● Problem to solve:
Write out each entry below exactly; the images do not belong in your copy.

Figure content listings
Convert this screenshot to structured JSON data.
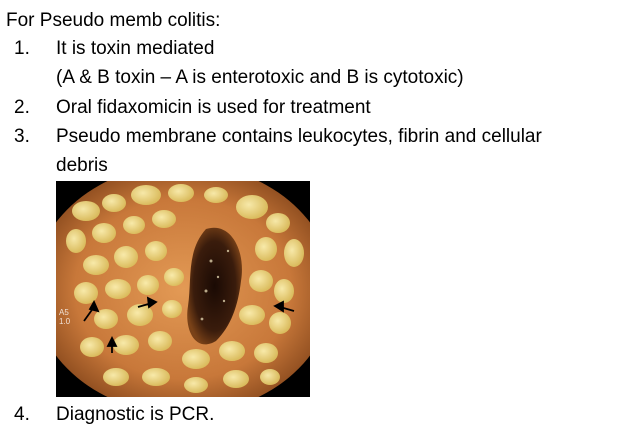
{
  "heading": "For Pseudo memb colitis:",
  "items": [
    {
      "num": "1.",
      "text": "It is toxin mediated"
    },
    {
      "num": "2.",
      "text": "Oral fidaxomicin is used for treatment"
    },
    {
      "num": "3.",
      "text": "Pseudo membrane contains leukocytes, fibrin and cellular"
    },
    {
      "num": "4.",
      "text": "Diagnostic is PCR."
    }
  ],
  "item1_sub": "(A & B toxin – A is enterotoxic and B is cytotoxic)",
  "item3_cont": "debris",
  "figure": {
    "subject": "endoscopic image of colon with pseudomembranes",
    "overlay_label_1": "A5",
    "overlay_label_2": "1.0",
    "colors": {
      "mucosa": "#c8783a",
      "plaque": "#e8d27a",
      "lumen": "#2a140a",
      "border": "#000000"
    }
  }
}
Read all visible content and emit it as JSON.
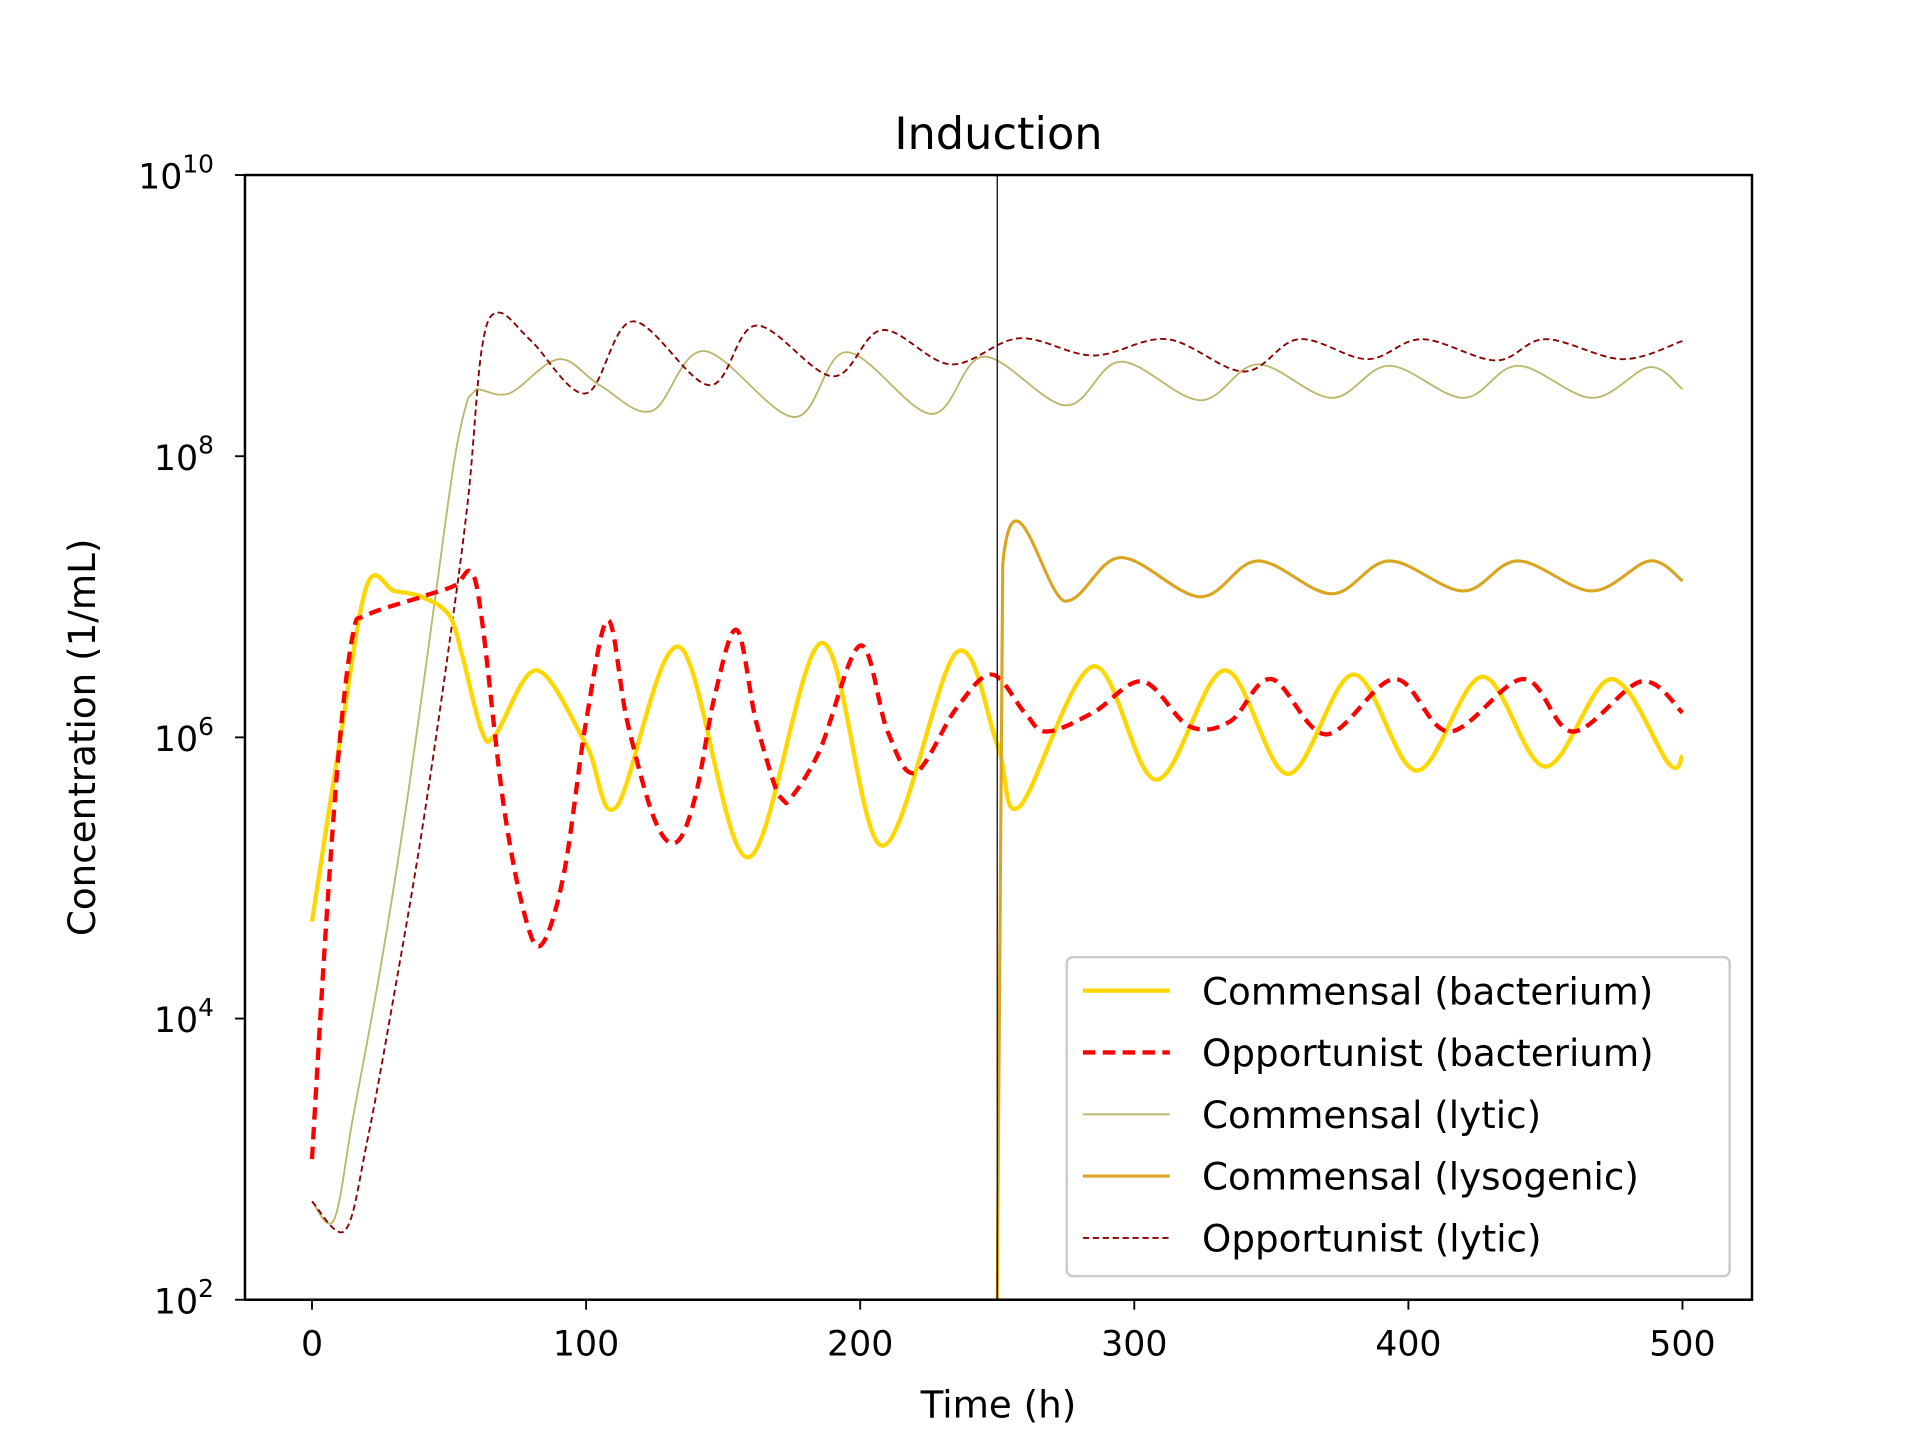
{
  "chart_data": {
    "type": "line",
    "title": "Induction",
    "xlabel": "Time (h)",
    "ylabel": "Concentration (1/mL)",
    "yscale": "log",
    "xlim": [
      -25,
      525
    ],
    "ylim": [
      100,
      10000000000
    ],
    "xticks": [
      0,
      100,
      200,
      300,
      400,
      500
    ],
    "yticks": [
      {
        "base": "10",
        "exp": "2",
        "value": 100
      },
      {
        "base": "10",
        "exp": "4",
        "value": 10000
      },
      {
        "base": "10",
        "exp": "6",
        "value": 1000000
      },
      {
        "base": "10",
        "exp": "8",
        "value": 100000000
      },
      {
        "base": "10",
        "exp": "10",
        "value": 10000000000
      }
    ],
    "grid": false,
    "legend_position": "lower-right",
    "vline": {
      "x": 250,
      "color": "#000000"
    },
    "series": [
      {
        "name": "Commensal (bacterium)",
        "color": "#FFD700",
        "style": "solid",
        "width": "thick",
        "x": [
          0,
          10,
          20,
          30,
          40,
          50,
          55,
          62,
          67,
          82,
          100,
          111,
          134,
          159,
          186,
          208,
          235,
          250,
          258,
          285,
          308,
          333,
          356,
          380,
          403,
          427,
          450,
          474,
          495,
          500
        ],
        "y": [
          49000.0,
          890000.0,
          12000000.0,
          11000000.0,
          10000000.0,
          7400000.0,
          3700000.0,
          1100000.0,
          1050000.0,
          3000000.0,
          890000.0,
          320000.0,
          4400000.0,
          140000.0,
          4700000.0,
          170000.0,
          4000000.0,
          890000.0,
          320000.0,
          3200000.0,
          500000.0,
          3000000.0,
          550000.0,
          2800000.0,
          580000.0,
          2700000.0,
          620000.0,
          2600000.0,
          650000.0,
          740000.0
        ]
      },
      {
        "name": "Opportunist (bacterium)",
        "color": "#FF0000",
        "style": "dashed",
        "width": "thick",
        "x": [
          0,
          5,
          10,
          15,
          20,
          40,
          52,
          58,
          62,
          70,
          78,
          84,
          92,
          100,
          108,
          115,
          125,
          133,
          140,
          147,
          155,
          162,
          170,
          173,
          185,
          200,
          210,
          220,
          235,
          248,
          260,
          268,
          285,
          303,
          320,
          335,
          350,
          370,
          395,
          415,
          442,
          460,
          485,
          500
        ],
        "y": [
          1000.0,
          42000.0,
          890000.0,
          5500000.0,
          7400000.0,
          10000000.0,
          12000000.0,
          15000000.0,
          6800000.0,
          320000.0,
          51000.0,
          34000.0,
          110000.0,
          1300000.0,
          6800000.0,
          1300000.0,
          260000.0,
          180000.0,
          390000.0,
          2000000.0,
          5800000.0,
          1300000.0,
          390000.0,
          340000.0,
          790000.0,
          4500000.0,
          1100000.0,
          560000.0,
          1600000.0,
          2800000.0,
          1500000.0,
          1100000.0,
          1500000.0,
          2500000.0,
          1200000.0,
          1300000.0,
          2600000.0,
          1050000.0,
          2600000.0,
          1100000.0,
          2600000.0,
          1100000.0,
          2500000.0,
          1500000.0
        ]
      },
      {
        "name": "Commensal (lytic)",
        "color": "#BDB76B",
        "style": "solid",
        "width": "thin",
        "x": [
          0,
          8,
          15,
          25,
          35,
          45,
          52,
          57,
          60,
          72,
          90,
          105,
          124,
          143,
          176,
          195,
          226,
          245,
          275,
          295,
          324,
          345,
          372,
          393,
          420,
          440,
          467,
          488,
          500
        ],
        "y": [
          500.0,
          370.0,
          2000.0,
          23000.0,
          390000.0,
          10000000.0,
          95000000.0,
          260000000.0,
          300000000.0,
          280000000.0,
          490000000.0,
          320000000.0,
          210000000.0,
          560000000.0,
          190000000.0,
          550000000.0,
          200000000.0,
          510000000.0,
          230000000.0,
          470000000.0,
          250000000.0,
          450000000.0,
          260000000.0,
          440000000.0,
          260000000.0,
          440000000.0,
          260000000.0,
          430000000.0,
          300000000.0
        ]
      },
      {
        "name": "Commensal (lysogenic)",
        "color": "#DAA520",
        "style": "solid",
        "width": "medium",
        "x": [
          250,
          252,
          275,
          295,
          324,
          345,
          372,
          393,
          420,
          440,
          467,
          488,
          500
        ],
        "y": [
          100.0,
          17000000.0,
          9300000.0,
          19000000.0,
          10000000.0,
          18000000.0,
          10500000.0,
          18000000.0,
          11000000.0,
          18000000.0,
          11000000.0,
          18000000.0,
          13000000.0
        ]
      },
      {
        "name": "Opportunist (lytic)",
        "color": "#8B0000",
        "style": "dotted",
        "width": "thin",
        "x": [
          0,
          12,
          20,
          30,
          40,
          50,
          57,
          62,
          68,
          80,
          100,
          117,
          145,
          162,
          190,
          208,
          233,
          258,
          285,
          312,
          340,
          360,
          385,
          405,
          432,
          450,
          478,
          500
        ],
        "y": [
          500.0,
          310.0,
          1300.0,
          15000.0,
          210000.0,
          4500000.0,
          51000000.0,
          590000000.0,
          1050000000.0,
          660000000.0,
          280000000.0,
          910000000.0,
          320000000.0,
          850000000.0,
          370000000.0,
          790000000.0,
          450000000.0,
          690000000.0,
          520000000.0,
          680000000.0,
          400000000.0,
          680000000.0,
          490000000.0,
          680000000.0,
          480000000.0,
          680000000.0,
          490000000.0,
          660000000.0
        ]
      }
    ]
  }
}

● Final answer:
Convert this screenshot to structured JSON data.
{
  "heading": "For Pseudo memb colitis:",
  "items": [
    {
      "num": "1.",
      "text": "It is toxin mediated"
    },
    {
      "num": "2.",
      "text": "Oral fidaxomicin is used for treatment"
    },
    {
      "num": "3.",
      "text": "Pseudo membrane contains leukocytes, fibrin and cellular"
    },
    {
      "num": "4.",
      "text": "Diagnostic is PCR."
    }
  ],
  "item1_sub": "(A & B toxin – A is enterotoxic and B is cytotoxic)",
  "item3_cont": "debris",
  "figure": {
    "subject": "endoscopic image of colon with pseudomembranes",
    "overlay_label_1": "A5",
    "overlay_label_2": "1.0",
    "colors": {
      "mucosa": "#c8783a",
      "plaque": "#e8d27a",
      "lumen": "#2a140a",
      "border": "#000000"
    }
  }
}
Read all visible content and emit it as JSON.
{
  "chart_data": {
    "type": "line",
    "title": "Induction",
    "xlabel": "Time (h)",
    "ylabel": "Concentration (1/mL)",
    "yscale": "log",
    "xlim": [
      -25,
      525
    ],
    "ylim": [
      100,
      10000000000
    ],
    "xticks": [
      0,
      100,
      200,
      300,
      400,
      500
    ],
    "yticks": [
      {
        "base": "10",
        "exp": "2",
        "value": 100
      },
      {
        "base": "10",
        "exp": "4",
        "value": 10000
      },
      {
        "base": "10",
        "exp": "6",
        "value": 1000000
      },
      {
        "base": "10",
        "exp": "8",
        "value": 100000000
      },
      {
        "base": "10",
        "exp": "10",
        "value": 10000000000
      }
    ],
    "grid": false,
    "legend_position": "lower-right",
    "vline": {
      "x": 250,
      "color": "#000000"
    },
    "series": [
      {
        "name": "Commensal (bacterium)",
        "color": "#FFD700",
        "style": "solid",
        "width": "thick",
        "x": [
          0,
          10,
          20,
          30,
          40,
          50,
          55,
          62,
          67,
          82,
          100,
          111,
          134,
          159,
          186,
          208,
          235,
          250,
          258,
          285,
          308,
          333,
          356,
          380,
          403,
          427,
          450,
          474,
          495,
          500
        ],
        "y": [
          49000.0,
          890000.0,
          12000000.0,
          11000000.0,
          10000000.0,
          7400000.0,
          3700000.0,
          1100000.0,
          1050000.0,
          3000000.0,
          890000.0,
          320000.0,
          4400000.0,
          140000.0,
          4700000.0,
          170000.0,
          4000000.0,
          890000.0,
          320000.0,
          3200000.0,
          500000.0,
          3000000.0,
          550000.0,
          2800000.0,
          580000.0,
          2700000.0,
          620000.0,
          2600000.0,
          650000.0,
          740000.0
        ]
      },
      {
        "name": "Opportunist (bacterium)",
        "color": "#FF0000",
        "style": "dashed",
        "width": "thick",
        "x": [
          0,
          5,
          10,
          15,
          20,
          40,
          52,
          58,
          62,
          70,
          78,
          84,
          92,
          100,
          108,
          115,
          125,
          133,
          140,
          147,
          155,
          162,
          170,
          173,
          185,
          200,
          210,
          220,
          235,
          248,
          260,
          268,
          285,
          303,
          320,
          335,
          350,
          370,
          395,
          415,
          442,
          460,
          485,
          500
        ],
        "y": [
          1000.0,
          42000.0,
          890000.0,
          5500000.0,
          7400000.0,
          10000000.0,
          12000000.0,
          15000000.0,
          6800000.0,
          320000.0,
          51000.0,
          34000.0,
          110000.0,
          1300000.0,
          6800000.0,
          1300000.0,
          260000.0,
          180000.0,
          390000.0,
          2000000.0,
          5800000.0,
          1300000.0,
          390000.0,
          340000.0,
          790000.0,
          4500000.0,
          1100000.0,
          560000.0,
          1600000.0,
          2800000.0,
          1500000.0,
          1100000.0,
          1500000.0,
          2500000.0,
          1200000.0,
          1300000.0,
          2600000.0,
          1050000.0,
          2600000.0,
          1100000.0,
          2600000.0,
          1100000.0,
          2500000.0,
          1500000.0
        ]
      },
      {
        "name": "Commensal (lytic)",
        "color": "#BDB76B",
        "style": "solid",
        "width": "thin",
        "x": [
          0,
          8,
          15,
          25,
          35,
          45,
          52,
          57,
          60,
          72,
          90,
          105,
          124,
          143,
          176,
          195,
          226,
          245,
          275,
          295,
          324,
          345,
          372,
          393,
          420,
          440,
          467,
          488,
          500
        ],
        "y": [
          500.0,
          370.0,
          2000.0,
          23000.0,
          390000.0,
          10000000.0,
          95000000.0,
          260000000.0,
          300000000.0,
          280000000.0,
          490000000.0,
          320000000.0,
          210000000.0,
          560000000.0,
          190000000.0,
          550000000.0,
          200000000.0,
          510000000.0,
          230000000.0,
          470000000.0,
          250000000.0,
          450000000.0,
          260000000.0,
          440000000.0,
          260000000.0,
          440000000.0,
          260000000.0,
          430000000.0,
          300000000.0
        ]
      },
      {
        "name": "Commensal (lysogenic)",
        "color": "#DAA520",
        "style": "solid",
        "width": "medium",
        "x": [
          250,
          252,
          275,
          295,
          324,
          345,
          372,
          393,
          420,
          440,
          467,
          488,
          500
        ],
        "y": [
          100.0,
          17000000.0,
          9300000.0,
          19000000.0,
          10000000.0,
          18000000.0,
          10500000.0,
          18000000.0,
          11000000.0,
          18000000.0,
          11000000.0,
          18000000.0,
          13000000.0
        ]
      },
      {
        "name": "Opportunist (lytic)",
        "color": "#8B0000",
        "style": "dotted",
        "width": "thin",
        "x": [
          0,
          12,
          20,
          30,
          40,
          50,
          57,
          62,
          68,
          80,
          100,
          117,
          145,
          162,
          190,
          208,
          233,
          258,
          285,
          312,
          340,
          360,
          385,
          405,
          432,
          450,
          478,
          500
        ],
        "y": [
          500.0,
          310.0,
          1300.0,
          15000.0,
          210000.0,
          4500000.0,
          51000000.0,
          590000000.0,
          1050000000.0,
          660000000.0,
          280000000.0,
          910000000.0,
          320000000.0,
          850000000.0,
          370000000.0,
          790000000.0,
          450000000.0,
          690000000.0,
          520000000.0,
          680000000.0,
          400000000.0,
          680000000.0,
          490000000.0,
          680000000.0,
          480000000.0,
          680000000.0,
          490000000.0,
          660000000.0
        ]
      }
    ]
  }
}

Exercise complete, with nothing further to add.